++++ DATA SHOWN

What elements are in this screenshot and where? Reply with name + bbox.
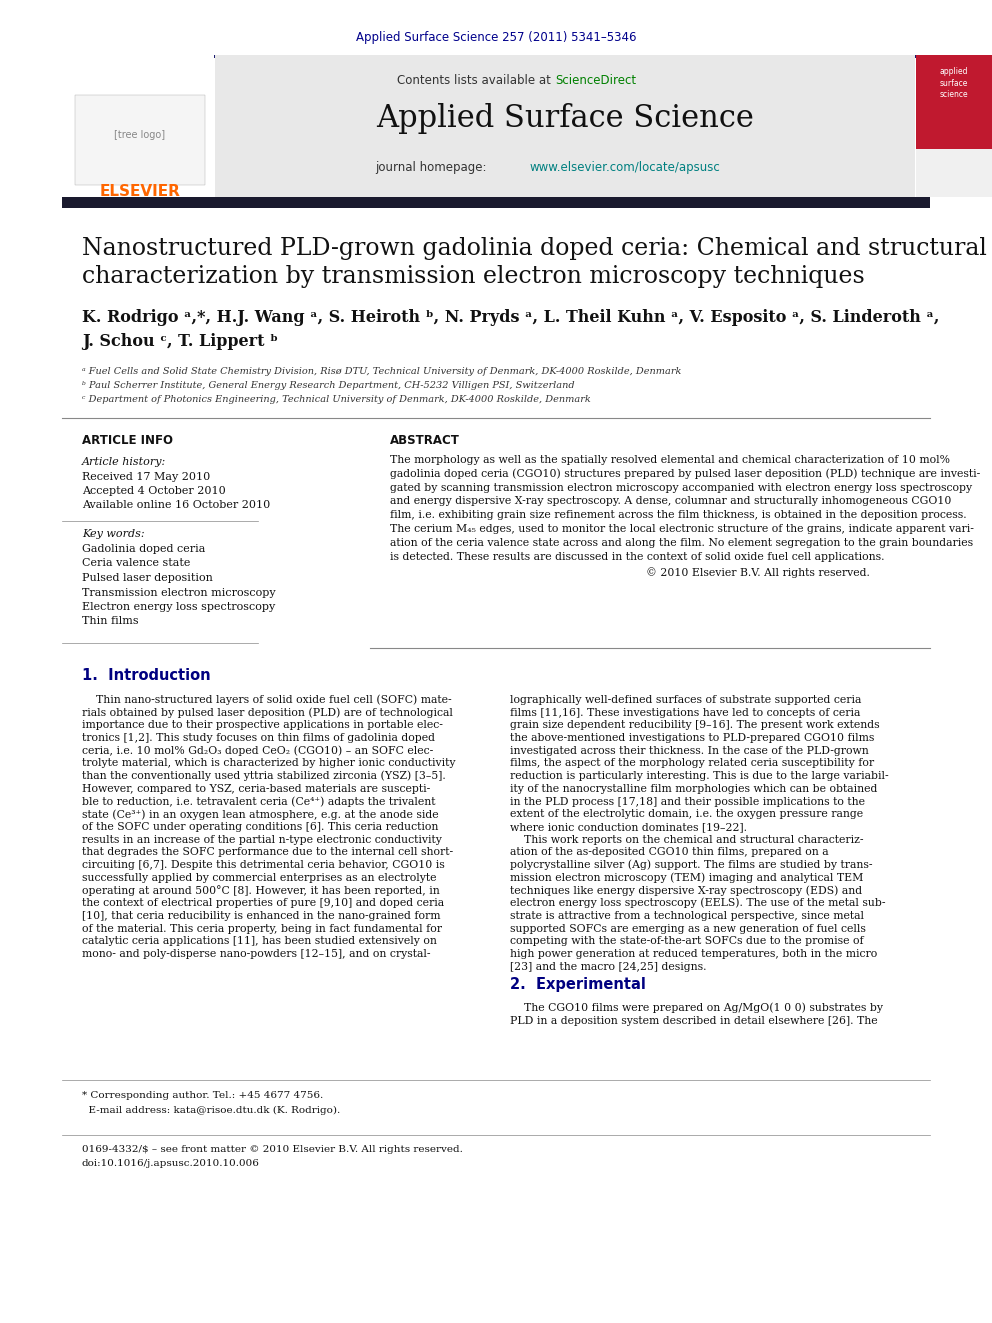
Text: Available online 16 October 2010: Available online 16 October 2010 bbox=[82, 500, 270, 509]
Text: state (Ce³⁺) in an oxygen lean atmosphere, e.g. at the anode side: state (Ce³⁺) in an oxygen lean atmospher… bbox=[82, 810, 438, 819]
Text: is detected. These results are discussed in the context of solid oxide fuel cell: is detected. These results are discussed… bbox=[390, 552, 885, 561]
Text: However, compared to YSZ, ceria-based materials are suscepti-: However, compared to YSZ, ceria-based ma… bbox=[82, 785, 431, 794]
Bar bbox=[916, 56, 992, 149]
Text: [10], that ceria reducibility is enhanced in the nano-grained form: [10], that ceria reducibility is enhance… bbox=[82, 912, 440, 921]
Bar bbox=[62, 56, 214, 197]
Text: Nanostructured PLD-grown gadolinia doped ceria: Chemical and structural: Nanostructured PLD-grown gadolinia doped… bbox=[82, 237, 987, 259]
Text: This work reports on the chemical and structural characteriz-: This work reports on the chemical and st… bbox=[510, 835, 863, 844]
Text: of the SOFC under operating conditions [6]. This ceria reduction: of the SOFC under operating conditions [… bbox=[82, 822, 438, 832]
Text: supported SOFCs are emerging as a new generation of fuel cells: supported SOFCs are emerging as a new ge… bbox=[510, 923, 866, 934]
Text: Key words:: Key words: bbox=[82, 529, 145, 538]
Text: strate is attractive from a technological perspective, since metal: strate is attractive from a technologica… bbox=[510, 912, 864, 921]
Text: films [11,16]. These investigations have led to concepts of ceria: films [11,16]. These investigations have… bbox=[510, 708, 860, 717]
Text: circuiting [6,7]. Despite this detrimental ceria behavior, CGO10 is: circuiting [6,7]. Despite this detriment… bbox=[82, 860, 444, 871]
Text: gated by scanning transmission electron microscopy accompanied with electron ene: gated by scanning transmission electron … bbox=[390, 483, 972, 492]
Text: ity of the nanocrystalline film morphologies which can be obtained: ity of the nanocrystalline film morpholo… bbox=[510, 785, 877, 794]
Text: The CGO10 films were prepared on Ag/MgO(1 0 0) substrates by: The CGO10 films were prepared on Ag/MgO(… bbox=[510, 1003, 883, 1013]
Bar bbox=[215, 56, 915, 197]
Text: in the PLD process [17,18] and their possible implications to the: in the PLD process [17,18] and their pos… bbox=[510, 796, 865, 807]
Text: applied
surface
science: applied surface science bbox=[939, 66, 968, 99]
Bar bbox=[75, 95, 205, 185]
Text: the context of electrical properties of pure [9,10] and doped ceria: the context of electrical properties of … bbox=[82, 898, 444, 908]
Text: journal homepage:: journal homepage: bbox=[375, 161, 490, 175]
Text: trolyte material, which is characterized by higher ionic conductivity: trolyte material, which is characterized… bbox=[82, 758, 455, 769]
Text: successfully applied by commercial enterprises as an electrolyte: successfully applied by commercial enter… bbox=[82, 873, 436, 882]
Text: grain size dependent reducibility [9–16]. The present work extends: grain size dependent reducibility [9–16]… bbox=[510, 721, 880, 730]
Text: ARTICLE INFO: ARTICLE INFO bbox=[82, 434, 173, 446]
Text: Contents lists available at: Contents lists available at bbox=[398, 74, 555, 86]
Text: Pulsed laser deposition: Pulsed laser deposition bbox=[82, 573, 213, 583]
Text: rials obtained by pulsed laser deposition (PLD) are of technological: rials obtained by pulsed laser depositio… bbox=[82, 708, 453, 718]
Text: * Corresponding author. Tel.: +45 4677 4756.: * Corresponding author. Tel.: +45 4677 4… bbox=[82, 1091, 323, 1101]
Text: E-mail address: kata@risoe.dtu.dk (K. Rodrigo).: E-mail address: kata@risoe.dtu.dk (K. Ro… bbox=[82, 1106, 340, 1114]
Text: Thin nano-structured layers of solid oxide fuel cell (SOFC) mate-: Thin nano-structured layers of solid oxi… bbox=[82, 695, 451, 705]
Text: ble to reduction, i.e. tetravalent ceria (Ce⁴⁺) adapts the trivalent: ble to reduction, i.e. tetravalent ceria… bbox=[82, 796, 435, 807]
Text: Electron energy loss spectroscopy: Electron energy loss spectroscopy bbox=[82, 602, 275, 613]
Text: ᵇ Paul Scherrer Institute, General Energy Research Department, CH-5232 Villigen : ᵇ Paul Scherrer Institute, General Energ… bbox=[82, 381, 574, 390]
Text: electron energy loss spectroscopy (EELS). The use of the metal sub-: electron energy loss spectroscopy (EELS)… bbox=[510, 898, 886, 909]
Text: operating at around 500°C [8]. However, it has been reported, in: operating at around 500°C [8]. However, … bbox=[82, 885, 439, 896]
Text: high power generation at reduced temperatures, both in the micro: high power generation at reduced tempera… bbox=[510, 949, 877, 959]
Text: 2.  Experimental: 2. Experimental bbox=[510, 978, 646, 992]
Text: and energy dispersive X-ray spectroscopy. A dense, columnar and structurally inh: and energy dispersive X-ray spectroscopy… bbox=[390, 496, 951, 507]
Text: Transmission electron microscopy: Transmission electron microscopy bbox=[82, 587, 276, 598]
Text: Applied Surface Science 257 (2011) 5341–5346: Applied Surface Science 257 (2011) 5341–… bbox=[356, 32, 636, 45]
Text: results in an increase of the partial n-type electronic conductivity: results in an increase of the partial n-… bbox=[82, 835, 441, 844]
Text: mission electron microscopy (TEM) imaging and analytical TEM: mission electron microscopy (TEM) imagin… bbox=[510, 873, 863, 882]
Text: investigated across their thickness. In the case of the PLD-grown: investigated across their thickness. In … bbox=[510, 746, 869, 755]
Text: ceria, i.e. 10 mol% Gd₂O₃ doped CeO₂ (CGO10) – an SOFC elec-: ceria, i.e. 10 mol% Gd₂O₃ doped CeO₂ (CG… bbox=[82, 746, 434, 755]
Text: the above-mentioned investigations to PLD-prepared CGO10 films: the above-mentioned investigations to PL… bbox=[510, 733, 874, 744]
Text: Article history:: Article history: bbox=[82, 456, 167, 467]
Text: PLD in a deposition system described in detail elsewhere [26]. The: PLD in a deposition system described in … bbox=[510, 1016, 878, 1025]
Text: where ionic conduction dominates [19–22].: where ionic conduction dominates [19–22]… bbox=[510, 822, 747, 832]
Text: The cerium M₄₅ edges, used to monitor the local electronic structure of the grai: The cerium M₄₅ edges, used to monitor th… bbox=[390, 524, 974, 534]
Text: ation of the as-deposited CGO10 thin films, prepared on a: ation of the as-deposited CGO10 thin fil… bbox=[510, 848, 828, 857]
Text: importance due to their prospective applications in portable elec-: importance due to their prospective appl… bbox=[82, 721, 442, 730]
Text: doi:10.1016/j.apsusc.2010.10.006: doi:10.1016/j.apsusc.2010.10.006 bbox=[82, 1159, 260, 1168]
Text: of the material. This ceria property, being in fact fundamental for: of the material. This ceria property, be… bbox=[82, 923, 442, 934]
Bar bbox=[62, 56, 930, 58]
Text: characterization by transmission electron microscopy techniques: characterization by transmission electro… bbox=[82, 266, 865, 288]
Text: [23] and the macro [24,25] designs.: [23] and the macro [24,25] designs. bbox=[510, 962, 706, 971]
Text: K. Rodrigo ᵃ,*, H.J. Wang ᵃ, S. Heiroth ᵇ, N. Pryds ᵃ, L. Theil Kuhn ᵃ, V. Espos: K. Rodrigo ᵃ,*, H.J. Wang ᵃ, S. Heiroth … bbox=[82, 310, 939, 327]
Bar bbox=[916, 149, 992, 197]
Text: ABSTRACT: ABSTRACT bbox=[390, 434, 460, 446]
Text: that degrades the SOFC performance due to the internal cell short-: that degrades the SOFC performance due t… bbox=[82, 848, 453, 857]
Text: Thin films: Thin films bbox=[82, 617, 139, 627]
Text: © 2010 Elsevier B.V. All rights reserved.: © 2010 Elsevier B.V. All rights reserved… bbox=[646, 568, 870, 578]
Text: ELSEVIER: ELSEVIER bbox=[99, 184, 181, 200]
Text: extent of the electrolytic domain, i.e. the oxygen pressure range: extent of the electrolytic domain, i.e. … bbox=[510, 810, 863, 819]
Text: than the conventionally used yttria stabilized zirconia (YSZ) [3–5].: than the conventionally used yttria stab… bbox=[82, 771, 445, 782]
Text: [tree logo]: [tree logo] bbox=[114, 130, 166, 140]
Text: Ceria valence state: Ceria valence state bbox=[82, 558, 190, 569]
Text: Received 17 May 2010: Received 17 May 2010 bbox=[82, 472, 210, 482]
Text: competing with the state-of-the-art SOFCs due to the promise of: competing with the state-of-the-art SOFC… bbox=[510, 937, 864, 946]
Text: www.elsevier.com/locate/apsusc: www.elsevier.com/locate/apsusc bbox=[530, 161, 721, 175]
Text: reduction is particularly interesting. This is due to the large variabil-: reduction is particularly interesting. T… bbox=[510, 771, 889, 781]
Text: ScienceDirect: ScienceDirect bbox=[555, 74, 636, 86]
Text: Applied Surface Science: Applied Surface Science bbox=[376, 102, 754, 134]
Text: films, the aspect of the morphology related ceria susceptibility for: films, the aspect of the morphology rela… bbox=[510, 758, 874, 769]
Text: film, i.e. exhibiting grain size refinement across the film thickness, is obtain: film, i.e. exhibiting grain size refinem… bbox=[390, 511, 966, 520]
Bar bbox=[916, 56, 992, 197]
Text: Accepted 4 October 2010: Accepted 4 October 2010 bbox=[82, 486, 226, 496]
Text: Gadolinia doped ceria: Gadolinia doped ceria bbox=[82, 544, 205, 554]
Text: gadolinia doped ceria (CGO10) structures prepared by pulsed laser deposition (PL: gadolinia doped ceria (CGO10) structures… bbox=[390, 468, 980, 479]
Text: ᶜ Department of Photonics Engineering, Technical University of Denmark, DK-4000 : ᶜ Department of Photonics Engineering, T… bbox=[82, 396, 591, 405]
Text: ᵃ Fuel Cells and Solid State Chemistry Division, Risø DTU, Technical University : ᵃ Fuel Cells and Solid State Chemistry D… bbox=[82, 368, 682, 377]
Text: lographically well-defined surfaces of substrate supported ceria: lographically well-defined surfaces of s… bbox=[510, 695, 861, 705]
Text: polycrystalline silver (Ag) support. The films are studied by trans-: polycrystalline silver (Ag) support. The… bbox=[510, 860, 873, 871]
Text: 0169-4332/$ – see front matter © 2010 Elsevier B.V. All rights reserved.: 0169-4332/$ – see front matter © 2010 El… bbox=[82, 1146, 463, 1155]
Text: tronics [1,2]. This study focuses on thin films of gadolinia doped: tronics [1,2]. This study focuses on thi… bbox=[82, 733, 435, 744]
Text: catalytic ceria applications [11], has been studied extensively on: catalytic ceria applications [11], has b… bbox=[82, 937, 436, 946]
Text: J. Schou ᶜ, T. Lippert ᵇ: J. Schou ᶜ, T. Lippert ᵇ bbox=[82, 333, 278, 351]
Text: mono- and poly-disperse nano-powders [12–15], and on crystal-: mono- and poly-disperse nano-powders [12… bbox=[82, 949, 431, 959]
Text: ation of the ceria valence state across and along the film. No element segregati: ation of the ceria valence state across … bbox=[390, 538, 973, 548]
Text: 1.  Introduction: 1. Introduction bbox=[82, 668, 210, 683]
Text: techniques like energy dispersive X-ray spectroscopy (EDS) and: techniques like energy dispersive X-ray … bbox=[510, 885, 862, 896]
Bar bbox=[62, 197, 930, 208]
Text: The morphology as well as the spatially resolved elemental and chemical characte: The morphology as well as the spatially … bbox=[390, 455, 950, 464]
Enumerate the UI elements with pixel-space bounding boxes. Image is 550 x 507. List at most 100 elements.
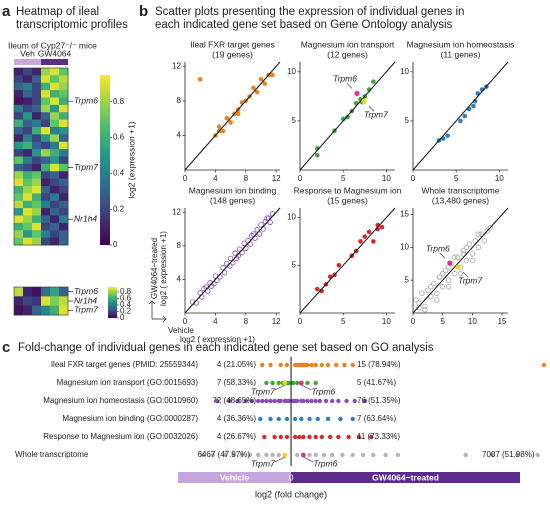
strip-point <box>342 362 347 368</box>
heatmap-cell <box>14 127 24 135</box>
strip-point <box>352 398 357 404</box>
heatmap-cell <box>50 208 60 216</box>
heatmap-cell <box>23 97 33 106</box>
heatmap-cell <box>14 305 24 316</box>
heatmap-cell <box>50 119 60 128</box>
heatmap-cell <box>23 287 33 297</box>
group-label: GW4064 <box>38 48 72 58</box>
annotation: Trpm7 <box>251 386 275 396</box>
heatmap-cell <box>14 186 24 194</box>
strip-point <box>323 398 329 404</box>
heatmap-cell <box>41 296 51 307</box>
point <box>224 115 230 121</box>
point <box>471 103 476 109</box>
x-tick-label: 10 <box>495 174 504 183</box>
heatmap-cell <box>32 134 42 143</box>
heatmap-cell <box>41 200 51 209</box>
heatmap-cell <box>14 215 24 224</box>
x-tick-label: 0 <box>411 174 416 183</box>
colorbar-tick-label: 0.2 <box>120 307 132 316</box>
heatmap-cell <box>32 237 42 246</box>
row-label: Magnesium ion binding (GO:0000287) <box>62 414 198 423</box>
heatmap-cell <box>41 68 51 76</box>
heatmap-cell <box>32 222 42 231</box>
right-count: 76 (51.35%) <box>357 396 401 405</box>
row-label: Magnesium ion homeostasis (GO:0010960) <box>43 396 198 405</box>
heatmap-cell <box>41 287 51 297</box>
heatmap-cell <box>32 141 42 150</box>
strip-point <box>276 416 281 422</box>
plot-subtitle: (12 genes) <box>327 49 368 59</box>
strip-point <box>336 398 341 404</box>
heatmap-cell <box>14 97 24 106</box>
heatmap-cell <box>41 230 51 239</box>
x-tick-label: 15 <box>498 317 507 326</box>
heatmap-cell <box>14 141 24 150</box>
heatmap-title: Ileum of Cyp27⁻/⁻ mice <box>8 40 97 50</box>
point <box>371 239 376 244</box>
heatmap-cell <box>59 68 69 76</box>
point <box>469 251 476 257</box>
heatmap-cell <box>59 127 69 135</box>
strip-point <box>305 398 310 404</box>
x-axis-label: Vehicle <box>168 326 194 335</box>
heatmap-cell <box>41 90 51 98</box>
strip-point <box>286 398 292 404</box>
heatmap-cell <box>59 178 69 187</box>
strip-point <box>340 452 345 458</box>
point <box>413 297 419 303</box>
point <box>439 284 446 290</box>
heatmap-cell <box>50 163 60 172</box>
plot-subtitle: (13,480 genes) <box>432 195 489 205</box>
strip-point <box>268 362 273 368</box>
strip-point <box>284 434 290 440</box>
strip-point <box>307 434 312 440</box>
strip-point <box>255 452 261 458</box>
heatmap-cell <box>14 171 24 180</box>
heatmap-cell <box>59 171 69 180</box>
row-label: Trpm6 <box>74 286 98 296</box>
panel-label: a <box>2 3 11 20</box>
strip-point <box>313 398 318 404</box>
x-tick-label: 0 <box>289 472 294 482</box>
heatmap-cell <box>50 237 60 246</box>
heatmap-cell <box>14 104 24 113</box>
strip-point <box>344 398 349 404</box>
heatmap-cell <box>23 90 33 98</box>
annotation: Trpm6 <box>311 386 335 396</box>
panel-title: transcriptomic profiles <box>16 19 128 31</box>
highlight-point <box>447 260 453 266</box>
strip-point <box>305 362 310 368</box>
panel-title: Heatmap of ileal <box>16 6 99 18</box>
point <box>270 72 275 78</box>
strip-point <box>301 398 306 404</box>
heatmap-cell <box>32 171 42 180</box>
strip-point <box>295 398 300 404</box>
x-tick-label: 5 <box>440 317 445 326</box>
strip-point <box>309 362 314 368</box>
heatmap-cell <box>41 208 51 216</box>
strip-point <box>362 398 368 404</box>
strip-point <box>297 434 302 440</box>
point <box>475 244 482 251</box>
strip-point <box>278 362 283 368</box>
heatmap-cell <box>32 149 42 157</box>
colorbar-label: log2 (expression +1) <box>126 121 136 198</box>
point <box>460 247 467 254</box>
strip-point <box>321 452 327 458</box>
y-tick-label: 10 <box>400 67 409 76</box>
point <box>439 270 446 277</box>
heatmap-cell <box>14 75 24 84</box>
right-count: 11 (73.33%) <box>357 432 400 441</box>
point <box>462 113 468 119</box>
colorbar <box>100 75 110 245</box>
x-tick-label: 8 <box>244 174 249 183</box>
colorbar-tick-label: 0.6 <box>120 294 132 303</box>
highlight-point <box>354 90 360 97</box>
heatmap-cell <box>59 90 69 98</box>
heatmap-cell <box>14 178 24 187</box>
identity-line <box>299 61 396 171</box>
treated-bar <box>291 472 520 483</box>
heatmap-cell <box>41 163 51 172</box>
heatmap-cell <box>41 141 51 150</box>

++++++++

— TASK PROMPT —
Where does the string "that" occur in the material? Copy every line where it does.

— OUTPUT FOR THIS EXERCISE —
Text: [10], that ceria reducibility is enhanced in the nano-grained form: [10], that ceria reducibility is enhance… bbox=[82, 912, 440, 921]
Text: that degrades the SOFC performance due to the internal cell short-: that degrades the SOFC performance due t… bbox=[82, 848, 453, 857]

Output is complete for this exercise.